Below are some records. Pull every line that contains the word "Temperature".

__SOURCE MATERIAL__:
==========

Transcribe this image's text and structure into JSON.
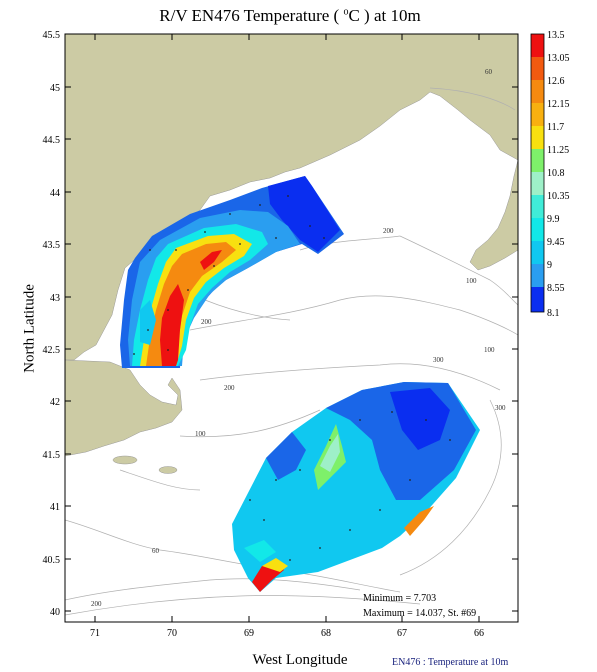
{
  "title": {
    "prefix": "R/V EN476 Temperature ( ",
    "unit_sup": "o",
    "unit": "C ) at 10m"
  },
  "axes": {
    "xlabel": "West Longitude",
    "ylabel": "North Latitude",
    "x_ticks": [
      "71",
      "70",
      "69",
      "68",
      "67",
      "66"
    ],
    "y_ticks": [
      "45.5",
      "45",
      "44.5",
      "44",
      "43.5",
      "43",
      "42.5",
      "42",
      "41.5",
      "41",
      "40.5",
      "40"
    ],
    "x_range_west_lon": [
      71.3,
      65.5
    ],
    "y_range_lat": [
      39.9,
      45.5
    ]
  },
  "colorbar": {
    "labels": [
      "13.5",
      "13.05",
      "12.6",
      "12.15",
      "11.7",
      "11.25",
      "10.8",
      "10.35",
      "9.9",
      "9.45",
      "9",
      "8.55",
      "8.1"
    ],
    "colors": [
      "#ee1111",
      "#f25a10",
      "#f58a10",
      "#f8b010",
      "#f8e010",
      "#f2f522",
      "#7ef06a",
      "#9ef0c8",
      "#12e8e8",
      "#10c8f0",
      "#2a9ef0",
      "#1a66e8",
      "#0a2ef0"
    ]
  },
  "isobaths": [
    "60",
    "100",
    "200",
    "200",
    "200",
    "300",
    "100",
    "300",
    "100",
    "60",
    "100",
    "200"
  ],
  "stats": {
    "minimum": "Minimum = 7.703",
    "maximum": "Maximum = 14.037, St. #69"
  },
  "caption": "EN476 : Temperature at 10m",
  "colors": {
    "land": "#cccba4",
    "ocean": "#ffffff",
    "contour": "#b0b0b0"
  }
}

==========

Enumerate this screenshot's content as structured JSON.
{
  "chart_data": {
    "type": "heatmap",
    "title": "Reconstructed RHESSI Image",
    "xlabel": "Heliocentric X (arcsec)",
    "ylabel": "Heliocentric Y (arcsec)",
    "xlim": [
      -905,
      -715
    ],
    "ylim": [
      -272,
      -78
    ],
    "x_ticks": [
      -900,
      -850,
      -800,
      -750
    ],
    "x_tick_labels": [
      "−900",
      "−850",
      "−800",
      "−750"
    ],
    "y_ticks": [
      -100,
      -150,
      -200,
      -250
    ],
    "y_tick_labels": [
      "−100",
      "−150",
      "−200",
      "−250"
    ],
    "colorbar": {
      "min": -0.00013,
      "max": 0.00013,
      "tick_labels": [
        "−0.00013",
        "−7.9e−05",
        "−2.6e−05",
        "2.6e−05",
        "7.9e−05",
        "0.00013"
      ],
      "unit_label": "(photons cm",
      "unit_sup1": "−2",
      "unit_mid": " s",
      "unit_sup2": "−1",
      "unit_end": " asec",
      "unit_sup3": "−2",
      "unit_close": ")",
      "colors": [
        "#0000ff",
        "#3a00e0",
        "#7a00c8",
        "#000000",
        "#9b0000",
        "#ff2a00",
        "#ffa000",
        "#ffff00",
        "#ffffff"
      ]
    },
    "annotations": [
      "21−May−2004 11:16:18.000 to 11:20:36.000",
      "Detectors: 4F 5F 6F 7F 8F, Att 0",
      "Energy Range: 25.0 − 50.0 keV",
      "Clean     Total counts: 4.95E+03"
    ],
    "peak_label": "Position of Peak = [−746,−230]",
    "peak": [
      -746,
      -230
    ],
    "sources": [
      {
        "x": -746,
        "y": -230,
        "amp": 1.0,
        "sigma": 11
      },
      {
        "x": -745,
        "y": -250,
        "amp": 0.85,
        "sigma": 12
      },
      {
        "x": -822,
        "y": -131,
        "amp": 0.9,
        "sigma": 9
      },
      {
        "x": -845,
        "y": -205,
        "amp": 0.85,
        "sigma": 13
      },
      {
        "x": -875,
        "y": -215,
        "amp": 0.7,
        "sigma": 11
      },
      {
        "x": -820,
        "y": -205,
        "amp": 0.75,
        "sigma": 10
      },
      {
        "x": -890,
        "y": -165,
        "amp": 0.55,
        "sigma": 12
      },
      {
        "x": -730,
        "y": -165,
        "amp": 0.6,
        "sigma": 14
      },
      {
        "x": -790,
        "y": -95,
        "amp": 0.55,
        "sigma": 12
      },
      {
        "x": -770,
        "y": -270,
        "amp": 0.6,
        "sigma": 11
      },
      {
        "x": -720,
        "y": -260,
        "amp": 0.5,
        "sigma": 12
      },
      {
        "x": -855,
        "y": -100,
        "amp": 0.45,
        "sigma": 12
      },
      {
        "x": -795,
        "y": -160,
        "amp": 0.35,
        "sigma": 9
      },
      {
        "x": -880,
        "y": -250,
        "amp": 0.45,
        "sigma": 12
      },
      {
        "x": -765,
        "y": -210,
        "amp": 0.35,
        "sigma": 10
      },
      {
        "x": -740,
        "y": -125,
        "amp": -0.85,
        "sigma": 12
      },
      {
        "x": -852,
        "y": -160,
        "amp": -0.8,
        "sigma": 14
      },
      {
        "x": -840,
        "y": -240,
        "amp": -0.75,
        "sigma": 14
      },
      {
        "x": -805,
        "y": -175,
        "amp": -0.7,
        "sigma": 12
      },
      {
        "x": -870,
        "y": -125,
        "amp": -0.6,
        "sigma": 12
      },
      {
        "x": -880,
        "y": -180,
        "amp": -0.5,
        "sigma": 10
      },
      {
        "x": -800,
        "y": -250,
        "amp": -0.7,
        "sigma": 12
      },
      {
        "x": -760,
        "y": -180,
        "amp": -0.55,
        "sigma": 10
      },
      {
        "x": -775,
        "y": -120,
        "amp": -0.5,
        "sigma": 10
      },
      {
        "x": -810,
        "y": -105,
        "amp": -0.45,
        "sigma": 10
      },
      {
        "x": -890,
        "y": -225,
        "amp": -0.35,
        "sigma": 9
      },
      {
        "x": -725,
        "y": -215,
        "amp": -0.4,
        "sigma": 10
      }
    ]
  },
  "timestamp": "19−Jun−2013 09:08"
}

==========

__SOLUTION TO THE EXERCISE__:
    "prefix": "R/V EN476 Temperature ( ",
  "caption": "EN476 : Temperature at 10m",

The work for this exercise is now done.